#### [Task statement]
Look through the data below and return each line where "this" appears.

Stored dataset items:
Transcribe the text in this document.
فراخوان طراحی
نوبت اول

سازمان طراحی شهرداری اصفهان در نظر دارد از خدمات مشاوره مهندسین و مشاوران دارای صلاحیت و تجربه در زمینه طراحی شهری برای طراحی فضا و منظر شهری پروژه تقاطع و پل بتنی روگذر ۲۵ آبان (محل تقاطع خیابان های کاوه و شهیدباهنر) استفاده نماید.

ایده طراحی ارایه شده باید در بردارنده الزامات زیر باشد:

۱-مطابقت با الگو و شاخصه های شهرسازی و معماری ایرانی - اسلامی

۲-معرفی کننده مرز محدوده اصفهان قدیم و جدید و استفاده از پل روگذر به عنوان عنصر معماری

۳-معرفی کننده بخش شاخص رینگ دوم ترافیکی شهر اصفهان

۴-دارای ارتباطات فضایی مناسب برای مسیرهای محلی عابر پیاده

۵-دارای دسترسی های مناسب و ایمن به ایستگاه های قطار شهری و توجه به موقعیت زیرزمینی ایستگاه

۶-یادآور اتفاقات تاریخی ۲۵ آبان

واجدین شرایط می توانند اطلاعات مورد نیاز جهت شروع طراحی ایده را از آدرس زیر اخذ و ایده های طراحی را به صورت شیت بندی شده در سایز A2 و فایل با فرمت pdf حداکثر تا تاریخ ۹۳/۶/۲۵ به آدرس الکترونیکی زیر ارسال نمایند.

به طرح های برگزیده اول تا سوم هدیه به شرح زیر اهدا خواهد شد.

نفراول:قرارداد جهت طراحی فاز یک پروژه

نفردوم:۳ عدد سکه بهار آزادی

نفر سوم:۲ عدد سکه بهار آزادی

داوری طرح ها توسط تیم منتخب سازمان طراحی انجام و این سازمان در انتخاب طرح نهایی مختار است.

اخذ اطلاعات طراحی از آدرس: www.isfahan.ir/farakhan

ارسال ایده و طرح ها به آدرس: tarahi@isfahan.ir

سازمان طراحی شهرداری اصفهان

...

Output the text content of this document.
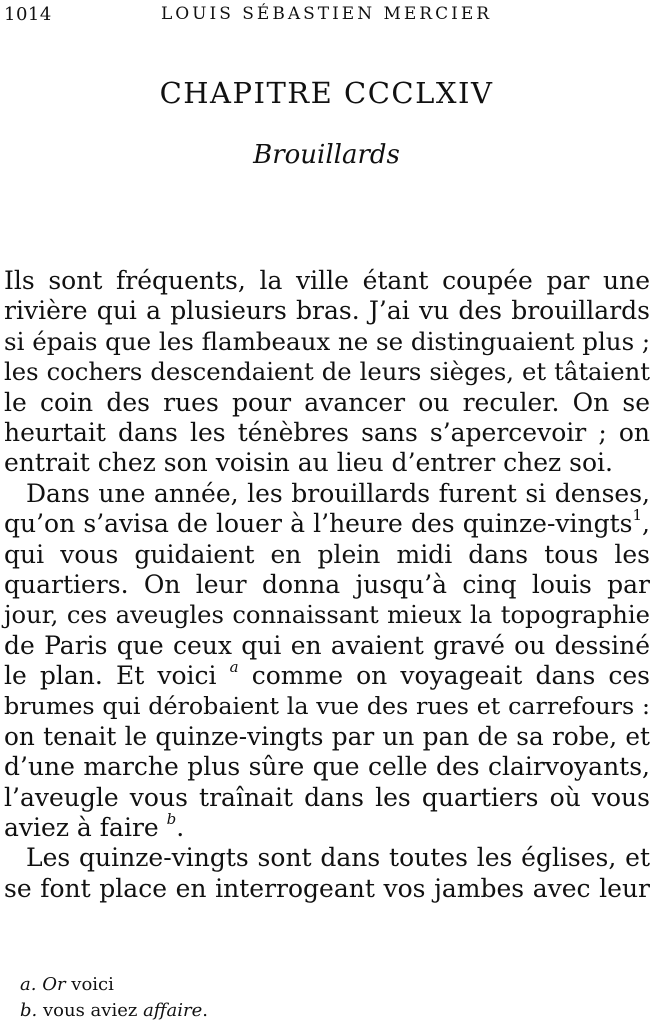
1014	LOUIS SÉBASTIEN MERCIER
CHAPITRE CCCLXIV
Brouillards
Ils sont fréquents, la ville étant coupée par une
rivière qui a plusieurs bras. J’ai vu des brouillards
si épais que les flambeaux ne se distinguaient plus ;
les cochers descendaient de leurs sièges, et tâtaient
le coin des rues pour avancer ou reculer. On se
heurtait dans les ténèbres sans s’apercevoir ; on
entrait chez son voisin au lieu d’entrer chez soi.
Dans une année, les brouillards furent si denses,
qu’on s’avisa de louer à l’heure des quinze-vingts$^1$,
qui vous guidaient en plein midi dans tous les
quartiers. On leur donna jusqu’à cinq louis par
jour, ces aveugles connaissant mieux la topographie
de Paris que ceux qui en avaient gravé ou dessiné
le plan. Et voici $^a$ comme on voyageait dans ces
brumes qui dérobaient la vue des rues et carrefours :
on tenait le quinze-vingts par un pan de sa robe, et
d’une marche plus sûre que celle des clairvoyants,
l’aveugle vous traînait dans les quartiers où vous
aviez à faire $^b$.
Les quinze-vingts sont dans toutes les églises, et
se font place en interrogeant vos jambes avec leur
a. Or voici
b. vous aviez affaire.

#### [Written solution]
Transcribe the text in this document.
Output the text content of this document.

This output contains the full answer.